# [EXERCISE DESCRIPTION]
Pull every line containing the word "wenn" from the records.

━━━━━━━━

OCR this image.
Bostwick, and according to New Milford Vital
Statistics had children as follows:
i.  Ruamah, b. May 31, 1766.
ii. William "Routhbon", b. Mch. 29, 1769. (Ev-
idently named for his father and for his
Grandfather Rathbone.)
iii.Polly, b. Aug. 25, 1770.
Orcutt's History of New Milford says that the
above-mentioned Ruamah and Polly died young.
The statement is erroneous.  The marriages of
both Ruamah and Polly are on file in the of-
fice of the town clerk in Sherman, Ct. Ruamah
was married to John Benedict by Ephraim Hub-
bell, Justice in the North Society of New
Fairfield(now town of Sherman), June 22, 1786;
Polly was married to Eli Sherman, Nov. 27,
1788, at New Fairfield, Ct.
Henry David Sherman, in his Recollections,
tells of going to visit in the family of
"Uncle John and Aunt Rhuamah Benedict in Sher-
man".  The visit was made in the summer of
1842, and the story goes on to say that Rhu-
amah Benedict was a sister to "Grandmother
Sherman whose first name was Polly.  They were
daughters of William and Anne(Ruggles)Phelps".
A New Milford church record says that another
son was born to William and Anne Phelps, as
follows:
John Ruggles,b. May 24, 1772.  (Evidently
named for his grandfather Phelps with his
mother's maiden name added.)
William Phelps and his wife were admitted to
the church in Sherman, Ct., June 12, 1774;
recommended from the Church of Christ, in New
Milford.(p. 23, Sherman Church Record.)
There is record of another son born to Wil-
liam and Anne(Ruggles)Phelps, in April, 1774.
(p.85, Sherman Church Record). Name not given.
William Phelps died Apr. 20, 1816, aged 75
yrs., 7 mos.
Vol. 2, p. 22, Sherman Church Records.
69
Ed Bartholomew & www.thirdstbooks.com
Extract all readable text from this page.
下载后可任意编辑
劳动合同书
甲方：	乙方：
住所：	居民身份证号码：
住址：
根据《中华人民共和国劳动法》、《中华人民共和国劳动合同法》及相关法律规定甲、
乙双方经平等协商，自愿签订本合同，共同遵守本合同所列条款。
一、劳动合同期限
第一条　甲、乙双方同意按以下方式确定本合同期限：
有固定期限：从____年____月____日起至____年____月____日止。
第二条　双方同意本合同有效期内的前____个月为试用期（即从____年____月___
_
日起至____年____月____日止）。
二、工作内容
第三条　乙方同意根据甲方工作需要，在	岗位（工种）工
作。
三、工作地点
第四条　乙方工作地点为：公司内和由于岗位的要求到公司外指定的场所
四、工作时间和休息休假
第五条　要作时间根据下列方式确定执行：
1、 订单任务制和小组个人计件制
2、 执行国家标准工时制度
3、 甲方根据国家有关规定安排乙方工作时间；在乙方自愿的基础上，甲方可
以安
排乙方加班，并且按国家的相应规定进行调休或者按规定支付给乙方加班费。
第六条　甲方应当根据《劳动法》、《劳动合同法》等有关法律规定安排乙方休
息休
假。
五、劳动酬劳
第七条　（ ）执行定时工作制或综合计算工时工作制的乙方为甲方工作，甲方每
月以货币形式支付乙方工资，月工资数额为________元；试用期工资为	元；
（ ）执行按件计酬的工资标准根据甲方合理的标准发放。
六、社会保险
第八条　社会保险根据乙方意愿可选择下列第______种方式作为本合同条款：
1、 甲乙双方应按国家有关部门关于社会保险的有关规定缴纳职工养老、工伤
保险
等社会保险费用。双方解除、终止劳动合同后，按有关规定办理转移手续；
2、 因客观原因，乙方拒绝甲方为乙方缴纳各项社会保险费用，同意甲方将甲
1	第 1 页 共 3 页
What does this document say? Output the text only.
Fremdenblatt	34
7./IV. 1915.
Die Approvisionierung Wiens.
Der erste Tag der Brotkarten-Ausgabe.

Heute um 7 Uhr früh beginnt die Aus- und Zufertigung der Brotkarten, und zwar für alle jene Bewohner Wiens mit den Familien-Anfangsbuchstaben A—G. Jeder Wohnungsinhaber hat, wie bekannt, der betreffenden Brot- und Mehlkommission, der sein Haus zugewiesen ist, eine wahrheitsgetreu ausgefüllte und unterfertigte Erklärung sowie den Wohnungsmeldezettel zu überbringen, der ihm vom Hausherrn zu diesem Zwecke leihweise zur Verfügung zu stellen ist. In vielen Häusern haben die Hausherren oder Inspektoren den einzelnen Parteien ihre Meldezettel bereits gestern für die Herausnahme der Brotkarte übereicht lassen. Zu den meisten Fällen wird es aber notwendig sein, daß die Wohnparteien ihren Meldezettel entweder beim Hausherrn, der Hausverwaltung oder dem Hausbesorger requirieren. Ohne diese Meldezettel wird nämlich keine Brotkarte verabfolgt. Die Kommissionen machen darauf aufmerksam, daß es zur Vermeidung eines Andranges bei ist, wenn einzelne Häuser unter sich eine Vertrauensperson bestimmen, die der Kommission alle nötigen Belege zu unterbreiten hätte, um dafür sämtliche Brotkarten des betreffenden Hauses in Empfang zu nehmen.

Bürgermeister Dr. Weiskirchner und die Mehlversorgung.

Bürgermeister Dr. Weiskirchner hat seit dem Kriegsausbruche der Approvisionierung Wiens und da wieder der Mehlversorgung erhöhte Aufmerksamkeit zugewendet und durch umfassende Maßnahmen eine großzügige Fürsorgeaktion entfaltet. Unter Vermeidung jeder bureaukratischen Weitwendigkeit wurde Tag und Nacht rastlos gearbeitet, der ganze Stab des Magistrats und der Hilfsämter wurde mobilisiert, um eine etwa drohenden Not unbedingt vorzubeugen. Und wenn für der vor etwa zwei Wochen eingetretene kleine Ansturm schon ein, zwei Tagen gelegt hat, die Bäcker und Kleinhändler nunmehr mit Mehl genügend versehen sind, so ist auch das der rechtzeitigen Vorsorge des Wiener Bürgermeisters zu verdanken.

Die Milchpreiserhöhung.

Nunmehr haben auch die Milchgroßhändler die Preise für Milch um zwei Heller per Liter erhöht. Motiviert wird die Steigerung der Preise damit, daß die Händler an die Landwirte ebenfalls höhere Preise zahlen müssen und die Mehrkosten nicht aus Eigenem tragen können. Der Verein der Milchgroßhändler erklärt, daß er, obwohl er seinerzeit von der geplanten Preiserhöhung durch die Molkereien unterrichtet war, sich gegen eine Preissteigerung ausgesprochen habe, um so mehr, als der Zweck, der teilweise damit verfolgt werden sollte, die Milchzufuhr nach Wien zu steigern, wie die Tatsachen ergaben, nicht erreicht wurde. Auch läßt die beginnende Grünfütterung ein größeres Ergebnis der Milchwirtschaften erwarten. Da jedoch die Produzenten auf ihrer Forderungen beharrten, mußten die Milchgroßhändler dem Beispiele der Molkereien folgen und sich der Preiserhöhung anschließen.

━━━━━━━━

# [FULL ANSWER]
Heute um 7 Uhr früh beginnt die Aus- und Zufertigung der Brotkarten, und zwar für alle jene Bewohner Wiens mit den Familien-Anfangsbuchstaben A—G. Jeder Wohnungsinhaber hat, wie bekannt, der betreffenden Brot- und Mehlkommission, der sein Haus zugewiesen ist, eine wahrheitsgetreu ausgefüllte und unterfertigte Erklärung sowie den Wohnungsmeldezettel zu überbringen, der ihm vom Hausherrn zu diesem Zwecke leihweise zur Verfügung zu stellen ist. In vielen Häusern haben die Hausherren oder Inspektoren den einzelnen Parteien ihre Meldezettel bereits gestern für die Herausnahme der Brotkarte übereicht lassen. Zu den meisten Fällen wird es aber notwendig sein, daß die Wohnparteien ihren Meldezettel entweder beim Hausherrn, der Hausverwaltung oder dem Hausbesorger requirieren. Ohne diese Meldezettel wird nämlich keine Brotkarte verabfolgt. Die Kommissionen machen darauf aufmerksam, daß es zur Vermeidung eines Andranges bei ist, wenn einzelne Häuser unter sich eine Vertrauensperson bestimmen, die der Kommission alle nötigen Belege zu unterbreiten hätte, um dafür sämtliche Brotkarten des betreffenden Hauses in Empfang zu nehmen.
Bürgermeister Dr. Weiskirchner hat seit dem Kriegsausbruche der Approvisionierung Wiens und da wieder der Mehlversorgung erhöhte Aufmerksamkeit zugewendet und durch umfassende Maßnahmen eine großzügige Fürsorgeaktion entfaltet. Unter Vermeidung jeder bureaukratischen Weitwendigkeit wurde Tag und Nacht rastlos gearbeitet, der ganze Stab des Magistrats und der Hilfsämter wurde mobilisiert, um eine etwa drohenden Not unbedingt vorzubeugen. Und wenn für der vor etwa zwei Wochen eingetretene kleine Ansturm schon ein, zwei Tagen gelegt hat, die Bäcker und Kleinhändler nunmehr mit Mehl genügend versehen sind, so ist auch das der rechtzeitigen Vorsorge des Wiener Bürgermeisters zu verdanken.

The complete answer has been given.